**WHAT TO WORK ON**
Tally the lines containing the word "screenshot", and report the tally alone.

**DATA RECORDS**
○ ○ ○ ○
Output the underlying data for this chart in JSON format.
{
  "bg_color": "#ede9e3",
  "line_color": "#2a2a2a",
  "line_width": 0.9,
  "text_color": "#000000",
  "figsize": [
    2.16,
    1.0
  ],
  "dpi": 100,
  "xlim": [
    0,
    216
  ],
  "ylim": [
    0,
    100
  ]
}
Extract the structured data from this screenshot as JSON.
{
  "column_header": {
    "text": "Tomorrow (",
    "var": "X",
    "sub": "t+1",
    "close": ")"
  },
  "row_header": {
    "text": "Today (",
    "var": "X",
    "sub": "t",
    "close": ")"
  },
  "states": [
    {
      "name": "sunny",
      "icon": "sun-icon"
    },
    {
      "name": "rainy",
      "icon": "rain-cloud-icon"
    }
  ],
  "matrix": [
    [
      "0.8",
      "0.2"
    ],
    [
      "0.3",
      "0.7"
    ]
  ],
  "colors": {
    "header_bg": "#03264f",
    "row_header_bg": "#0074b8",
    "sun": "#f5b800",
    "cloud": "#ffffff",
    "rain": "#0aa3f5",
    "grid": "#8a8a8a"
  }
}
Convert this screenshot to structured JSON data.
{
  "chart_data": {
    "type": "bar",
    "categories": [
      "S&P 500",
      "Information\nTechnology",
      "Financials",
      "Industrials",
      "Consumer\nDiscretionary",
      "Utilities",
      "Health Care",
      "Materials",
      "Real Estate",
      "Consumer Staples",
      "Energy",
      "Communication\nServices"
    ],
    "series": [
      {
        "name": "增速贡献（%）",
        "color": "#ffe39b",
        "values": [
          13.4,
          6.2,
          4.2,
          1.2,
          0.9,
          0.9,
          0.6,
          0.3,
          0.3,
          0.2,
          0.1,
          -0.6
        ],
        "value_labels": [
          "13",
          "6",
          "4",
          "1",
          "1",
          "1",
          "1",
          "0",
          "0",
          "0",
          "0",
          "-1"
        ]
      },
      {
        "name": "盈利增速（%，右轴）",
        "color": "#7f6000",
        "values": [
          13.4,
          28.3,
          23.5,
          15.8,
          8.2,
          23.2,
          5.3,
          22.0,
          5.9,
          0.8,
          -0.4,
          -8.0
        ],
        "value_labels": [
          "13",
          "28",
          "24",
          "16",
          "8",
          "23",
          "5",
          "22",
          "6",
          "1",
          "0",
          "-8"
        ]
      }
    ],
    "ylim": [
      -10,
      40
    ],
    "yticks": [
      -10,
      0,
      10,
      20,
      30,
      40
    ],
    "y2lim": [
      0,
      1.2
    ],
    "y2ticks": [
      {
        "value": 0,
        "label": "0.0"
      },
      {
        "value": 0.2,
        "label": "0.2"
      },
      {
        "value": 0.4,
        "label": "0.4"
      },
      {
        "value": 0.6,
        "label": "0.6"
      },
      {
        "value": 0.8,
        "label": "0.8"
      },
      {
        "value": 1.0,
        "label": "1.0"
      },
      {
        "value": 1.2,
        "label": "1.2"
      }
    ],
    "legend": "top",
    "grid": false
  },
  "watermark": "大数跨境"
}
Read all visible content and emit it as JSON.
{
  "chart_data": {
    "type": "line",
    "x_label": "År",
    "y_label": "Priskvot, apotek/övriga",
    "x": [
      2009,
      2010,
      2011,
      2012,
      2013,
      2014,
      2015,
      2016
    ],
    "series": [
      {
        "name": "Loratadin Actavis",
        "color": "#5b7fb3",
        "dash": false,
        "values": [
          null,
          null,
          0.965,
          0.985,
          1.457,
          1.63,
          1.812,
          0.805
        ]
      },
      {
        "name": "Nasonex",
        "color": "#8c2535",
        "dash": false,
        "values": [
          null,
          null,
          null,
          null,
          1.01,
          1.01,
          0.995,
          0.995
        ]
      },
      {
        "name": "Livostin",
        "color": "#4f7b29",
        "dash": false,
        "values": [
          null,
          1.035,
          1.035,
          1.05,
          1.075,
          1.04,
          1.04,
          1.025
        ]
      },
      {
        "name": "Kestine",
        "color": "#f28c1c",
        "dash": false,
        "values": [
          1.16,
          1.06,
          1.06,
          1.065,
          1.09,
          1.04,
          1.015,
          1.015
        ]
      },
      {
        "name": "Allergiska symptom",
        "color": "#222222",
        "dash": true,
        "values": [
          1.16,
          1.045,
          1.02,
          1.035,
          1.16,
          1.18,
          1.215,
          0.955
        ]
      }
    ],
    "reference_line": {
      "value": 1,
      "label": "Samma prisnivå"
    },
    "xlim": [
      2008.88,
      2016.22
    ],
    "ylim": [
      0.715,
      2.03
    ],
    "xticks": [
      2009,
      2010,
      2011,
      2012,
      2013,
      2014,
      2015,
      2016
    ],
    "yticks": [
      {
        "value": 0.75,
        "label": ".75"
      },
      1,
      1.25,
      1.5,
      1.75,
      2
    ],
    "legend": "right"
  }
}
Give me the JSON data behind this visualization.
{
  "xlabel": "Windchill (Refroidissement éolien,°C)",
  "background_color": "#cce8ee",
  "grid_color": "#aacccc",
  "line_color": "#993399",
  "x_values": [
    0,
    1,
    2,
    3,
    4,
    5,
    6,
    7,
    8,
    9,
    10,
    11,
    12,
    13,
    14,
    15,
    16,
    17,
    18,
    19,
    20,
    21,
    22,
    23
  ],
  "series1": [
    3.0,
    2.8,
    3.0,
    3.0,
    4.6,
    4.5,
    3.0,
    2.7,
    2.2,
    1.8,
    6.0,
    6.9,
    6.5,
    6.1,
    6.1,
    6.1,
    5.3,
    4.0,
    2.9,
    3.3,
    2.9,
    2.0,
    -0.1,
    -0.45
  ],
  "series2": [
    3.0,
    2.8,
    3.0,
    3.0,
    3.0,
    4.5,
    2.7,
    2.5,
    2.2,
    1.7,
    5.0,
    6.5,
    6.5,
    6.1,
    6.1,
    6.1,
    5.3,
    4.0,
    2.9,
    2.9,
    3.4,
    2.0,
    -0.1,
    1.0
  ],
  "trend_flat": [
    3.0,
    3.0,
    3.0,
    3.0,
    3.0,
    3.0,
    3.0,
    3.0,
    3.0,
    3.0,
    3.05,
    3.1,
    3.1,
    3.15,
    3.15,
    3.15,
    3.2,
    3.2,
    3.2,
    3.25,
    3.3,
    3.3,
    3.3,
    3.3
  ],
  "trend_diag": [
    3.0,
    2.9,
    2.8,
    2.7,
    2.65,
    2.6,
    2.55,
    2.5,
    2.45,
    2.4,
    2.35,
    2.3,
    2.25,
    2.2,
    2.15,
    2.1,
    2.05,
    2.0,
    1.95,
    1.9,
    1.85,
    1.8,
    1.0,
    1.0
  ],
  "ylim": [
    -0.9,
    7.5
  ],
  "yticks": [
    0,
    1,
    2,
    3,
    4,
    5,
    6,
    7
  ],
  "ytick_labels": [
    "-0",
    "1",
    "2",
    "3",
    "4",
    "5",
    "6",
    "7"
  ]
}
○ ○ ○ ○
**EXERCISE ANSWER**
2